→ WHAT THE EXERCISE ASKS
From the listing below, pick out each line with the word "SEEVCCC".

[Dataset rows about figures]
⟨

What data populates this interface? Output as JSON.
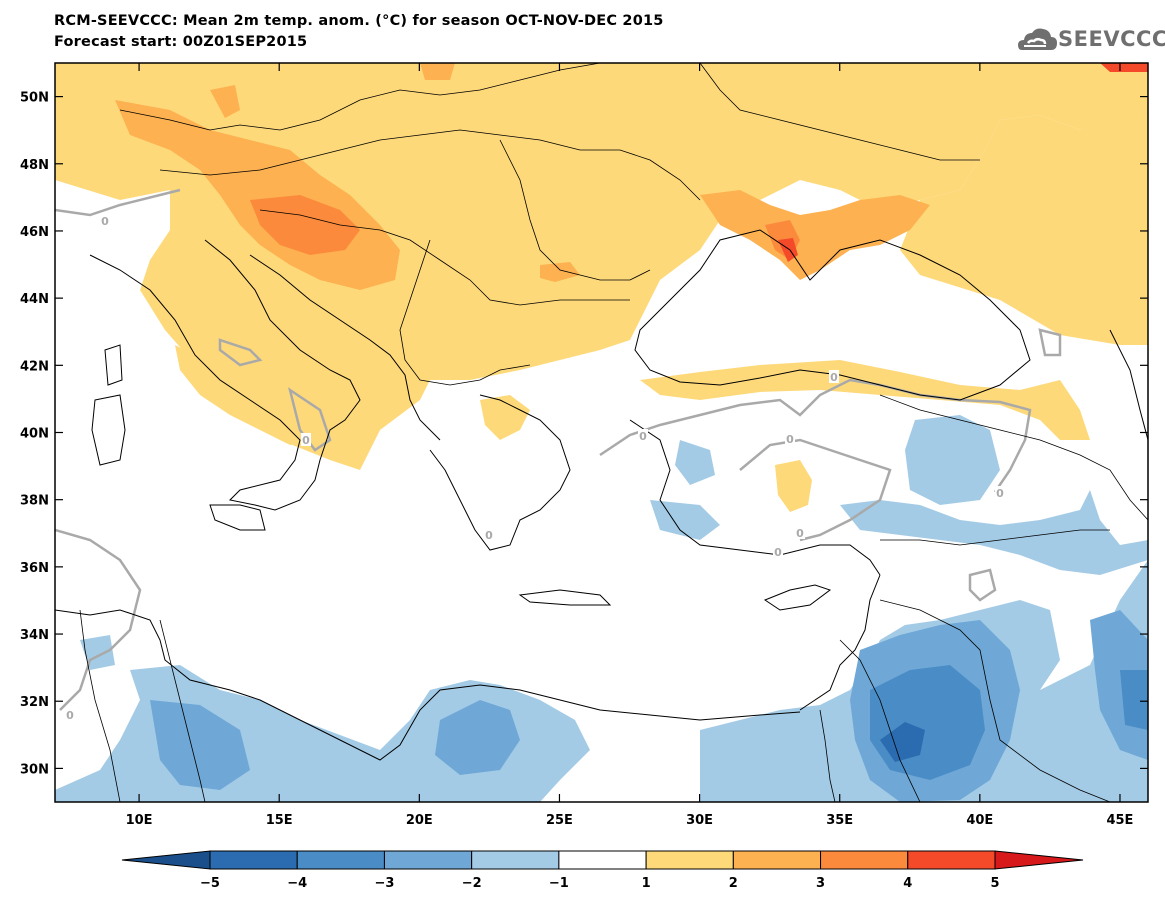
{
  "title": {
    "line1": "RCM-SEEVCCC: Mean 2m temp. anom. (°C) for season OCT-NOV-DEC 2015",
    "line2": "Forecast start: 00Z01SEP2015"
  },
  "logo": {
    "text": "SEEVCCC",
    "icon": "cloud-icon"
  },
  "map": {
    "lon_range": [
      7,
      46
    ],
    "lat_range": [
      29,
      51
    ],
    "lat_ticks": [
      {
        "value": 30,
        "label": "30N"
      },
      {
        "value": 32,
        "label": "32N"
      },
      {
        "value": 34,
        "label": "34N"
      },
      {
        "value": 36,
        "label": "36N"
      },
      {
        "value": 38,
        "label": "38N"
      },
      {
        "value": 40,
        "label": "40N"
      },
      {
        "value": 42,
        "label": "42N"
      },
      {
        "value": 44,
        "label": "44N"
      },
      {
        "value": 46,
        "label": "46N"
      },
      {
        "value": 48,
        "label": "48N"
      },
      {
        "value": 50,
        "label": "50N"
      }
    ],
    "lon_ticks": [
      {
        "value": 10,
        "label": "10E"
      },
      {
        "value": 15,
        "label": "15E"
      },
      {
        "value": 20,
        "label": "20E"
      },
      {
        "value": 25,
        "label": "25E"
      },
      {
        "value": 30,
        "label": "30E"
      },
      {
        "value": 35,
        "label": "35E"
      },
      {
        "value": 40,
        "label": "40E"
      },
      {
        "value": 45,
        "label": "45E"
      }
    ],
    "zero_contour_label": "0"
  },
  "colorbar": {
    "bins": [
      {
        "color": "#1a4f8c"
      },
      {
        "color": "#2b6bb0"
      },
      {
        "color": "#4a8cc6"
      },
      {
        "color": "#6fa8d6"
      },
      {
        "color": "#a3cbe6"
      },
      {
        "color": "#ffffff"
      },
      {
        "color": "#fed97a"
      },
      {
        "color": "#fdb150"
      },
      {
        "color": "#fb8a3c"
      },
      {
        "color": "#f44a2a"
      },
      {
        "color": "#d7191c"
      }
    ],
    "labels": [
      "−5",
      "−4",
      "−3",
      "−2",
      "−1",
      "1",
      "2",
      "3",
      "4",
      "5"
    ]
  }
}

⟩

→ WRITTEN SOLUTION
    "line1": "RCM-SEEVCCC: Mean 2m temp. anom. (°C) for season OCT-NOV-DEC 2015",
    "text": "SEEVCCC",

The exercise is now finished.